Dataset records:
══════════
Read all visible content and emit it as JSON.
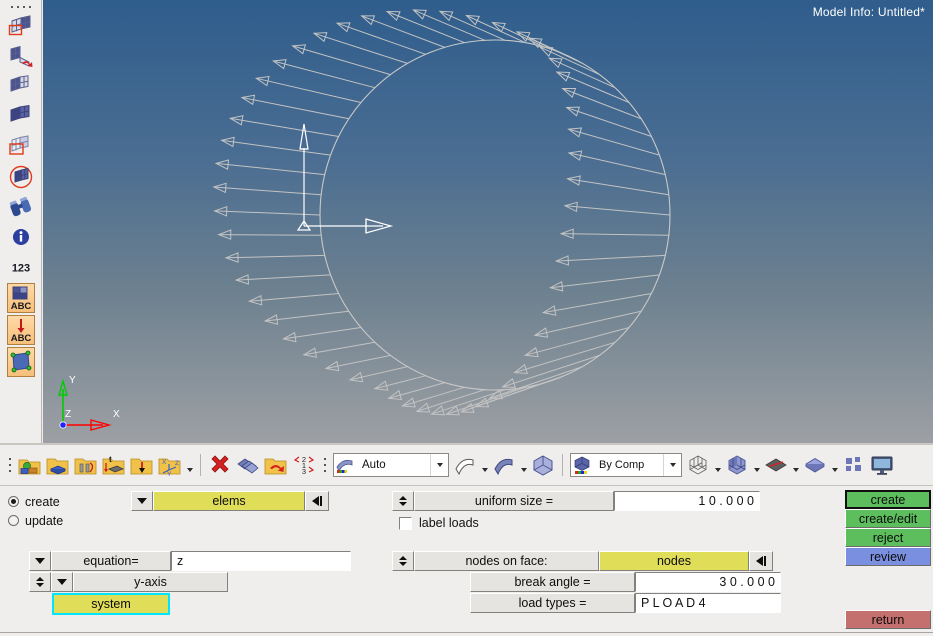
{
  "app": {
    "model_info": "Model Info: Untitled*"
  },
  "viewport": {
    "background_top": "#2f5d8c",
    "background_bottom": "#9da0a4",
    "entity_color": "#c3c3c3",
    "triad": {
      "x_label": "X",
      "y_label": "Y",
      "z_label": "Z",
      "x_color": "#ff0000",
      "y_color": "#00cc00",
      "z_color": "#2222ff"
    },
    "model_description": "spherical shell mesh with outward pressure load vectors"
  },
  "left_toolbar": {
    "items": [
      {
        "name": "elems-create-icon",
        "tooltip": "Create elements"
      },
      {
        "name": "elems-edit-icon",
        "tooltip": "Edit elements"
      },
      {
        "name": "elems-display-icon",
        "tooltip": "Element display"
      },
      {
        "name": "elems-solid-icon",
        "tooltip": "Solid mesh"
      },
      {
        "name": "elems-select-icon",
        "tooltip": "Select elements"
      },
      {
        "name": "elems-circle-icon",
        "tooltip": "Masking"
      },
      {
        "name": "binoculars-icon",
        "tooltip": "Find"
      },
      {
        "name": "info-icon",
        "tooltip": "Entity info"
      },
      {
        "name": "numbers-icon",
        "tooltip": "Numbers"
      },
      {
        "name": "abc-grid-icon",
        "tooltip": "Named entities"
      },
      {
        "name": "abc-load-icon",
        "tooltip": "Load labels"
      },
      {
        "name": "surface-icon",
        "tooltip": "Surfaces"
      }
    ]
  },
  "toolbar_strip": {
    "group1": [
      {
        "name": "collectors-icon",
        "tooltip": "Collectors"
      },
      {
        "name": "component-icon",
        "tooltip": "Component"
      },
      {
        "name": "property-icon",
        "tooltip": "Property"
      },
      {
        "name": "material-icon",
        "tooltip": "Material"
      },
      {
        "name": "load-collector-icon",
        "tooltip": "Load collector"
      },
      {
        "name": "system-collector-icon",
        "tooltip": "System collector"
      }
    ],
    "group2": [
      {
        "name": "delete-icon",
        "tooltip": "Delete"
      },
      {
        "name": "organize-icon",
        "tooltip": "Organize"
      },
      {
        "name": "renumber-icon",
        "tooltip": "Renumber folders"
      },
      {
        "name": "reorder-icon",
        "tooltip": "Reorder"
      }
    ],
    "visual_mode": {
      "label": "Auto",
      "name": "visualization-mode-combo"
    },
    "group3": [
      {
        "name": "shaded-geom-icon",
        "tooltip": "Shaded geometry"
      },
      {
        "name": "shaded-surface-icon",
        "tooltip": "Shaded surfaces"
      },
      {
        "name": "shaded-solid-icon",
        "tooltip": "Shaded solid"
      }
    ],
    "color_mode": {
      "label": "By Comp",
      "name": "color-mode-combo"
    },
    "group4": [
      {
        "name": "wireframe-cube-icon",
        "tooltip": "Wireframe elements"
      },
      {
        "name": "shaded-cube-icon",
        "tooltip": "Shaded elements"
      },
      {
        "name": "mesh-lines-icon",
        "tooltip": "Mesh lines"
      },
      {
        "name": "shaded-plate-icon",
        "tooltip": "Shaded plate"
      },
      {
        "name": "tiles-icon",
        "tooltip": "Window layout"
      },
      {
        "name": "monitor-icon",
        "tooltip": "Graphics settings"
      }
    ]
  },
  "panel": {
    "mode_radios": [
      {
        "label": "create",
        "selected": true,
        "name": "radio-create"
      },
      {
        "label": "update",
        "selected": false,
        "name": "radio-update"
      }
    ],
    "entity_selector": {
      "label": "elems",
      "name": "elems-selector"
    },
    "equation": {
      "label": "equation=",
      "value": "z",
      "name": "equation-field"
    },
    "axis": {
      "label": "y-axis",
      "name": "axis-selector"
    },
    "system": {
      "label": "system",
      "name": "system-selector"
    },
    "magnitude": {
      "label": "uniform size =",
      "value": "1 0 . 0 0 0",
      "name": "uniform-size-field"
    },
    "label_loads": {
      "label": "label loads",
      "checked": false,
      "name": "label-loads-checkbox"
    },
    "nodes_on_face": {
      "label": "nodes on face:",
      "selector_label": "nodes",
      "name": "nodes-on-face-selector"
    },
    "break_angle": {
      "label": "break angle =",
      "value": "3 0 . 0 0 0",
      "name": "break-angle-field"
    },
    "load_types": {
      "label": "load types =",
      "value": "P L O A D 4",
      "name": "load-types-field"
    },
    "actions": [
      {
        "label": "create",
        "style": "green",
        "selected": true,
        "name": "create-button"
      },
      {
        "label": "create/edit",
        "style": "green",
        "selected": false,
        "name": "create-edit-button"
      },
      {
        "label": "reject",
        "style": "green",
        "selected": false,
        "name": "reject-button"
      },
      {
        "label": "review",
        "style": "blue",
        "selected": false,
        "name": "review-button"
      }
    ],
    "return_action": {
      "label": "return",
      "style": "red",
      "name": "return-button"
    }
  },
  "colors": {
    "yellow_selector": "#e0dd59",
    "highlight_cyan": "#00e5ff",
    "green_button": "#5cbe5c",
    "blue_button": "#7b8fe0",
    "red_button": "#c4706e",
    "panel_bg": "#efeeec"
  }
}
══════════
Reproduce the entries above without change, omitting all pictures.

RESULT
Read all visible content and emit it as JSON.
{
  "app": {
    "model_info": "Model Info: Untitled*"
  },
  "viewport": {
    "background_top": "#2f5d8c",
    "background_bottom": "#9da0a4",
    "entity_color": "#c3c3c3",
    "triad": {
      "x_label": "X",
      "y_label": "Y",
      "z_label": "Z",
      "x_color": "#ff0000",
      "y_color": "#00cc00",
      "z_color": "#2222ff"
    },
    "model_description": "spherical shell mesh with outward pressure load vectors"
  },
  "left_toolbar": {
    "items": [
      {
        "name": "elems-create-icon",
        "tooltip": "Create elements"
      },
      {
        "name": "elems-edit-icon",
        "tooltip": "Edit elements"
      },
      {
        "name": "elems-display-icon",
        "tooltip": "Element display"
      },
      {
        "name": "elems-solid-icon",
        "tooltip": "Solid mesh"
      },
      {
        "name": "elems-select-icon",
        "tooltip": "Select elements"
      },
      {
        "name": "elems-circle-icon",
        "tooltip": "Masking"
      },
      {
        "name": "binoculars-icon",
        "tooltip": "Find"
      },
      {
        "name": "info-icon",
        "tooltip": "Entity info"
      },
      {
        "name": "numbers-icon",
        "tooltip": "Numbers"
      },
      {
        "name": "abc-grid-icon",
        "tooltip": "Named entities"
      },
      {
        "name": "abc-load-icon",
        "tooltip": "Load labels"
      },
      {
        "name": "surface-icon",
        "tooltip": "Surfaces"
      }
    ]
  },
  "toolbar_strip": {
    "group1": [
      {
        "name": "collectors-icon",
        "tooltip": "Collectors"
      },
      {
        "name": "component-icon",
        "tooltip": "Component"
      },
      {
        "name": "property-icon",
        "tooltip": "Property"
      },
      {
        "name": "material-icon",
        "tooltip": "Material"
      },
      {
        "name": "load-collector-icon",
        "tooltip": "Load collector"
      },
      {
        "name": "system-collector-icon",
        "tooltip": "System collector"
      }
    ],
    "group2": [
      {
        "name": "delete-icon",
        "tooltip": "Delete"
      },
      {
        "name": "organize-icon",
        "tooltip": "Organize"
      },
      {
        "name": "renumber-icon",
        "tooltip": "Renumber folders"
      },
      {
        "name": "reorder-icon",
        "tooltip": "Reorder"
      }
    ],
    "visual_mode": {
      "label": "Auto",
      "name": "visualization-mode-combo"
    },
    "group3": [
      {
        "name": "shaded-geom-icon",
        "tooltip": "Shaded geometry"
      },
      {
        "name": "shaded-surface-icon",
        "tooltip": "Shaded surfaces"
      },
      {
        "name": "shaded-solid-icon",
        "tooltip": "Shaded solid"
      }
    ],
    "color_mode": {
      "label": "By Comp",
      "name": "color-mode-combo"
    },
    "group4": [
      {
        "name": "wireframe-cube-icon",
        "tooltip": "Wireframe elements"
      },
      {
        "name": "shaded-cube-icon",
        "tooltip": "Shaded elements"
      },
      {
        "name": "mesh-lines-icon",
        "tooltip": "Mesh lines"
      },
      {
        "name": "shaded-plate-icon",
        "tooltip": "Shaded plate"
      },
      {
        "name": "tiles-icon",
        "tooltip": "Window layout"
      },
      {
        "name": "monitor-icon",
        "tooltip": "Graphics settings"
      }
    ]
  },
  "panel": {
    "mode_radios": [
      {
        "label": "create",
        "selected": true,
        "name": "radio-create"
      },
      {
        "label": "update",
        "selected": false,
        "name": "radio-update"
      }
    ],
    "entity_selector": {
      "label": "elems",
      "name": "elems-selector"
    },
    "equation": {
      "label": "equation=",
      "value": "z",
      "name": "equation-field"
    },
    "axis": {
      "label": "y-axis",
      "name": "axis-selector"
    },
    "system": {
      "label": "system",
      "name": "system-selector"
    },
    "magnitude": {
      "label": "uniform size =",
      "value": "1 0 . 0 0 0",
      "name": "uniform-size-field"
    },
    "label_loads": {
      "label": "label loads",
      "checked": false,
      "name": "label-loads-checkbox"
    },
    "nodes_on_face": {
      "label": "nodes on face:",
      "selector_label": "nodes",
      "name": "nodes-on-face-selector"
    },
    "break_angle": {
      "label": "break angle =",
      "value": "3 0 . 0 0 0",
      "name": "break-angle-field"
    },
    "load_types": {
      "label": "load types =",
      "value": "P L O A D 4",
      "name": "load-types-field"
    },
    "actions": [
      {
        "label": "create",
        "style": "green",
        "selected": true,
        "name": "create-button"
      },
      {
        "label": "create/edit",
        "style": "green",
        "selected": false,
        "name": "create-edit-button"
      },
      {
        "label": "reject",
        "style": "green",
        "selected": false,
        "name": "reject-button"
      },
      {
        "label": "review",
        "style": "blue",
        "selected": false,
        "name": "review-button"
      }
    ],
    "return_action": {
      "label": "return",
      "style": "red",
      "name": "return-button"
    }
  },
  "colors": {
    "yellow_selector": "#e0dd59",
    "highlight_cyan": "#00e5ff",
    "green_button": "#5cbe5c",
    "blue_button": "#7b8fe0",
    "red_button": "#c4706e",
    "panel_bg": "#efeeec"
  }
}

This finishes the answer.